▶ _Data_

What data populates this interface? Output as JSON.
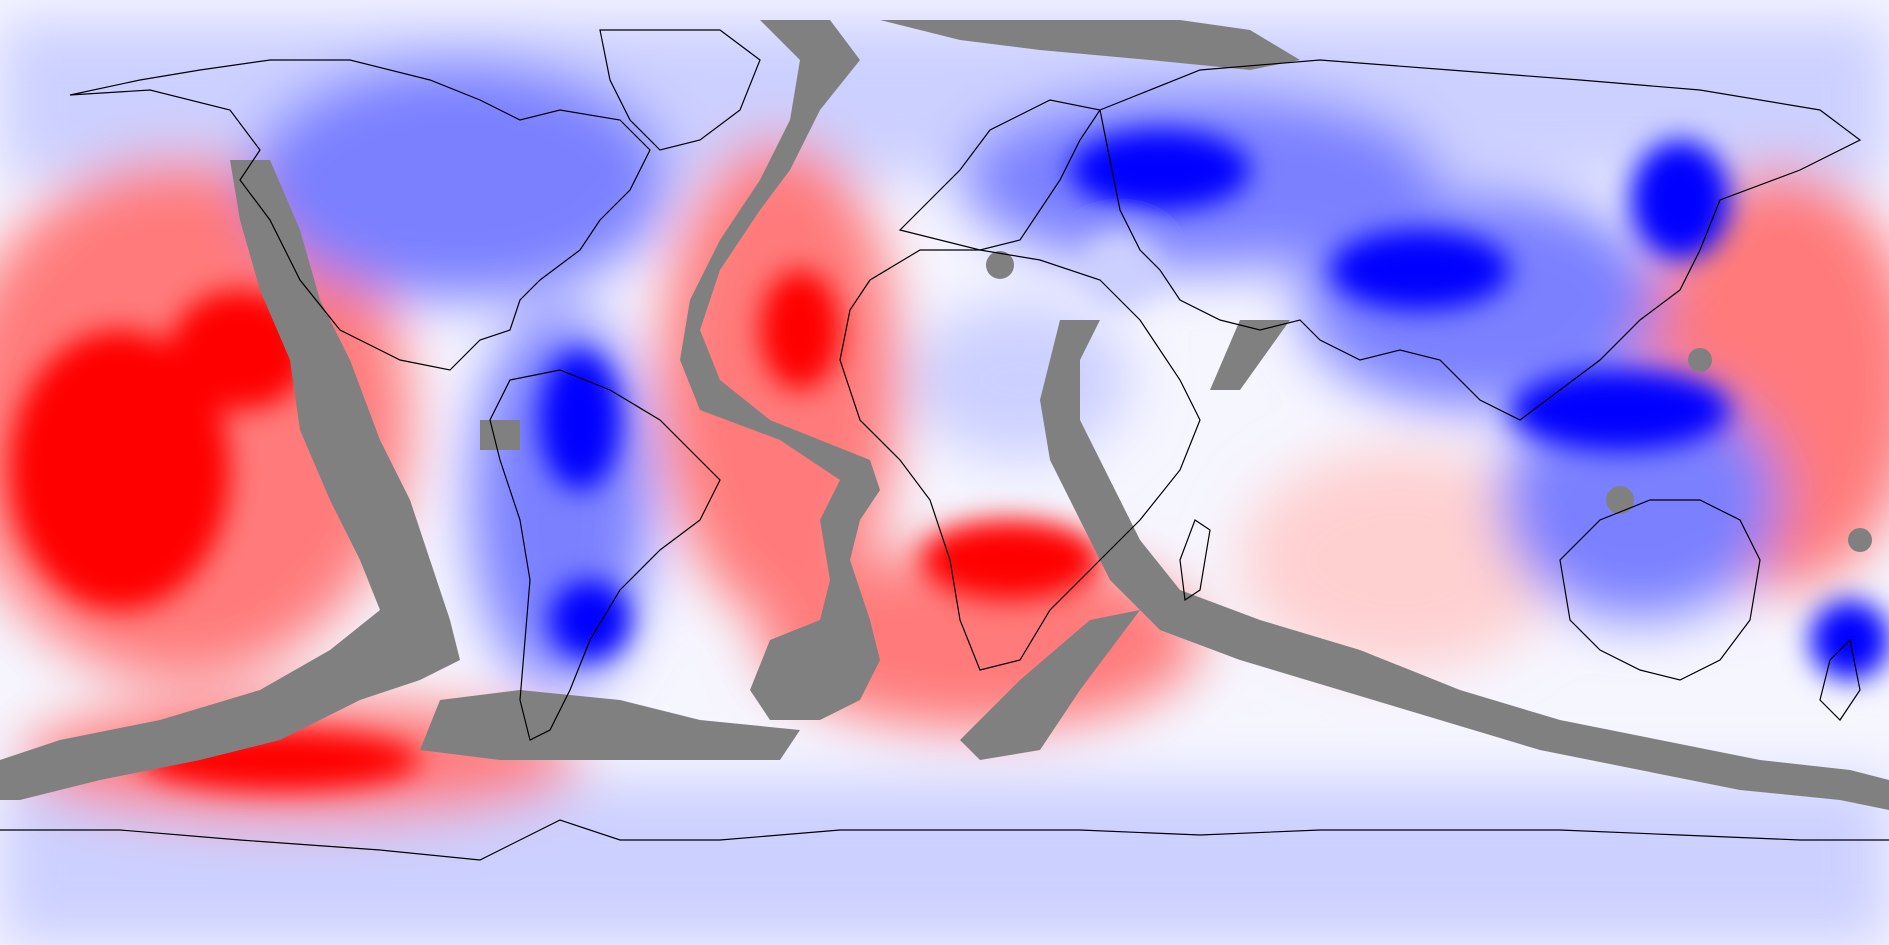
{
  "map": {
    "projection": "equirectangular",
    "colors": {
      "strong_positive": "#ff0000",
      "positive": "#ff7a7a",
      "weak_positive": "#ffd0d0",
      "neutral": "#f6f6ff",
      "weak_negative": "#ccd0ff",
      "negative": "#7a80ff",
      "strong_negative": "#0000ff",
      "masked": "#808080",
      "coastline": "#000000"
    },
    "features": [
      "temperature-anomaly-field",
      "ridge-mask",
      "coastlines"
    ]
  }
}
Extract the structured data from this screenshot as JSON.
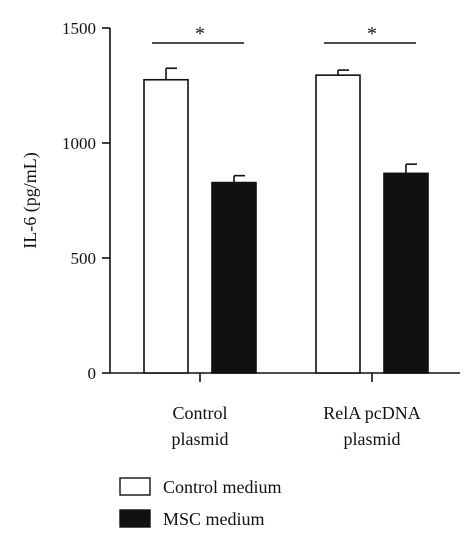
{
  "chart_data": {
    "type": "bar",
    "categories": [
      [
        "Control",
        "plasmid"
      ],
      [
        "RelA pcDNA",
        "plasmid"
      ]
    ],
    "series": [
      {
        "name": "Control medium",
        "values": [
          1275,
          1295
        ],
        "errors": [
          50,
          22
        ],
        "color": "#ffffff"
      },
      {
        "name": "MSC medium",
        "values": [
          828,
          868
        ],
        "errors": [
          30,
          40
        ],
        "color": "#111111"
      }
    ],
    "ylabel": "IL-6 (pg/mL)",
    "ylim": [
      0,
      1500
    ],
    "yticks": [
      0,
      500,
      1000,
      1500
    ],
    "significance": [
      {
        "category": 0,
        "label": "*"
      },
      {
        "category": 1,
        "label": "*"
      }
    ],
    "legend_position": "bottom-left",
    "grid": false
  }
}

▶ _Task to complete_
Search the lines above for the string "name" and copy each line that has it.

▶ _Written answer_
        "name": "Control medium",
        "name": "MSC medium",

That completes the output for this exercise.